(CONSIGNA) Transcribe sin ningún cambio todas las líneas del listado que sigue.

(Registros de maquetación)
.....

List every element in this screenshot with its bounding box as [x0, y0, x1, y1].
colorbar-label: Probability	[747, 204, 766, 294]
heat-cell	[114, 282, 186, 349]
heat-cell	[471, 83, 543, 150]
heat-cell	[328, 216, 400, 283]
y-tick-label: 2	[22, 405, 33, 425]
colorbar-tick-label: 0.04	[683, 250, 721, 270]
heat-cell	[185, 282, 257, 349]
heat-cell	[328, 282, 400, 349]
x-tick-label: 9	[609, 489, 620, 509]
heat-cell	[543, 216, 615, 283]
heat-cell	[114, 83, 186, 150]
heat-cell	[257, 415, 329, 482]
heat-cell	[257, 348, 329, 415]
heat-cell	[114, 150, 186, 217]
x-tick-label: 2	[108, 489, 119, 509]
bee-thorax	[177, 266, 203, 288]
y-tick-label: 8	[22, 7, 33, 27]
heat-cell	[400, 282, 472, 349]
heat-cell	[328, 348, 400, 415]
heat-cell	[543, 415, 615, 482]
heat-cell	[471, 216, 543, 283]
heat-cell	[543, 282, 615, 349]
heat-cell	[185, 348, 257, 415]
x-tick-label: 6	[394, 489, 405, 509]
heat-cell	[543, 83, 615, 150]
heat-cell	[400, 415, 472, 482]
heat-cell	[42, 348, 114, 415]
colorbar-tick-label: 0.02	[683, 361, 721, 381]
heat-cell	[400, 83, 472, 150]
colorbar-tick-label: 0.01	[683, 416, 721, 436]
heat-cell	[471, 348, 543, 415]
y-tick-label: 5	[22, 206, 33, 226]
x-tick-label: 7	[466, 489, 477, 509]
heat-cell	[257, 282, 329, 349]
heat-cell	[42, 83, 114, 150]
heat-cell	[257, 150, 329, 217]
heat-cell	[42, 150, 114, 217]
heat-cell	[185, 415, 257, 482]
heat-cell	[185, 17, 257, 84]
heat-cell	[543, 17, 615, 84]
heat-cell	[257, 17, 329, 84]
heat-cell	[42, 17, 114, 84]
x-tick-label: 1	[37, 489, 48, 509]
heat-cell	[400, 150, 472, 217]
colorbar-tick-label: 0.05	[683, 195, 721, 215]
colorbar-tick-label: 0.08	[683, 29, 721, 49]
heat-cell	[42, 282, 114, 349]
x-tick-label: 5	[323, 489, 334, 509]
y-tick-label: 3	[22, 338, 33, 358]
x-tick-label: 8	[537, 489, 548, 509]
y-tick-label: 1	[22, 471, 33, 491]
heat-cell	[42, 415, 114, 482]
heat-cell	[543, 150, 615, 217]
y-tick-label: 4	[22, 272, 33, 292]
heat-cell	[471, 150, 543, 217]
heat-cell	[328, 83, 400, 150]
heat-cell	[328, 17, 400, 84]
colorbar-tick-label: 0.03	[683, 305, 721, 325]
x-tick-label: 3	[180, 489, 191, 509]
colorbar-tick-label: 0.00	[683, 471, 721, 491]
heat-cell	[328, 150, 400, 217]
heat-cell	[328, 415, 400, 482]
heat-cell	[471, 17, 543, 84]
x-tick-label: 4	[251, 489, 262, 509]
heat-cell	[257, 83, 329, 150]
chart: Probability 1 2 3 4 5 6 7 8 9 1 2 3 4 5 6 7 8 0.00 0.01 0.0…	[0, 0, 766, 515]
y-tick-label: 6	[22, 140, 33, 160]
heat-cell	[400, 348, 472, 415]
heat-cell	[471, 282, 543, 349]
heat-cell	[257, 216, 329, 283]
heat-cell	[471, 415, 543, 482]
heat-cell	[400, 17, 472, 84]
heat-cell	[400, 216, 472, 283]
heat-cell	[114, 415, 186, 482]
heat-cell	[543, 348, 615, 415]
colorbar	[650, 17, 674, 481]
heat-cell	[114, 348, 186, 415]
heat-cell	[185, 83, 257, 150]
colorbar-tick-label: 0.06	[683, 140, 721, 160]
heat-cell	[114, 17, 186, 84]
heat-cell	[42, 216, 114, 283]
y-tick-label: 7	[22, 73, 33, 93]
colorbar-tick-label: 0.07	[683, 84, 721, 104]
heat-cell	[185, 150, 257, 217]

.....

(RESPUESTA DEL EJERCICIO)
List every element in this screenshot with its bounding box as [x0, y0, x1, y1].
colorbar-label: Probability	[747, 204, 766, 294]
heat-cell	[114, 282, 186, 349]
heat-cell	[471, 83, 543, 150]
heat-cell	[328, 216, 400, 283]
y-tick-label: 2	[22, 405, 33, 425]
colorbar-tick-label: 0.04	[683, 250, 721, 270]
heat-cell	[185, 282, 257, 349]
heat-cell	[328, 282, 400, 349]
x-tick-label: 9	[609, 489, 620, 509]
heat-cell	[543, 216, 615, 283]
heat-cell	[114, 83, 186, 150]
heat-cell	[257, 415, 329, 482]
heat-cell	[257, 348, 329, 415]
heat-cell	[114, 150, 186, 217]
x-tick-label: 2	[108, 489, 119, 509]
bee-thorax	[177, 266, 203, 288]
y-tick-label: 8	[22, 7, 33, 27]
heat-cell	[400, 282, 472, 349]
heat-cell	[328, 348, 400, 415]
heat-cell	[543, 415, 615, 482]
heat-cell	[471, 216, 543, 283]
heat-cell	[543, 282, 615, 349]
heat-cell	[185, 348, 257, 415]
x-tick-label: 6	[394, 489, 405, 509]
heat-cell	[543, 83, 615, 150]
heat-cell	[400, 415, 472, 482]
heat-cell	[42, 348, 114, 415]
colorbar-tick-label: 0.02	[683, 361, 721, 381]
heat-cell	[400, 83, 472, 150]
colorbar-tick-label: 0.01	[683, 416, 721, 436]
heat-cell	[471, 348, 543, 415]
y-tick-label: 5	[22, 206, 33, 226]
x-tick-label: 7	[466, 489, 477, 509]
heat-cell	[257, 282, 329, 349]
heat-cell	[42, 83, 114, 150]
heat-cell	[257, 150, 329, 217]
heat-cell	[42, 150, 114, 217]
heat-cell	[185, 415, 257, 482]
heat-cell	[185, 17, 257, 84]
heat-cell	[543, 17, 615, 84]
heat-cell	[257, 17, 329, 84]
heat-cell	[42, 17, 114, 84]
x-tick-label: 1	[37, 489, 48, 509]
heat-cell	[400, 150, 472, 217]
colorbar-tick-label: 0.05	[683, 195, 721, 215]
colorbar-tick-label: 0.08	[683, 29, 721, 49]
heat-cell	[42, 282, 114, 349]
x-tick-label: 5	[323, 489, 334, 509]
y-tick-label: 3	[22, 338, 33, 358]
x-tick-label: 8	[537, 489, 548, 509]
y-tick-label: 1	[22, 471, 33, 491]
heat-cell	[42, 415, 114, 482]
heat-cell	[543, 150, 615, 217]
y-tick-label: 4	[22, 272, 33, 292]
heat-cell	[471, 150, 543, 217]
heat-cell	[328, 83, 400, 150]
heat-cell	[328, 17, 400, 84]
colorbar-tick-label: 0.03	[683, 305, 721, 325]
x-tick-label: 3	[180, 489, 191, 509]
colorbar-tick-label: 0.00	[683, 471, 721, 491]
heat-cell	[328, 150, 400, 217]
heat-cell	[328, 415, 400, 482]
heat-cell	[471, 17, 543, 84]
x-tick-label: 4	[251, 489, 262, 509]
heat-cell	[257, 83, 329, 150]
chart: Probability 1 2 3 4 5 6 7 8 9 1 2 3 4 5 6 7 8 0.00 0.01 0.0…	[0, 0, 766, 515]
y-tick-label: 6	[22, 140, 33, 160]
heat-cell	[400, 348, 472, 415]
heat-cell	[471, 282, 543, 349]
heat-cell	[257, 216, 329, 283]
heat-cell	[471, 415, 543, 482]
heat-cell	[400, 17, 472, 84]
heat-cell	[400, 216, 472, 283]
heat-cell	[114, 415, 186, 482]
heat-cell	[543, 348, 615, 415]
colorbar	[650, 17, 674, 481]
heat-cell	[114, 348, 186, 415]
heat-cell	[185, 83, 257, 150]
colorbar-tick-label: 0.06	[683, 140, 721, 160]
heat-cell	[114, 17, 186, 84]
heat-cell	[42, 216, 114, 283]
y-tick-label: 7	[22, 73, 33, 93]
colorbar-tick-label: 0.07	[683, 84, 721, 104]
heat-cell	[185, 150, 257, 217]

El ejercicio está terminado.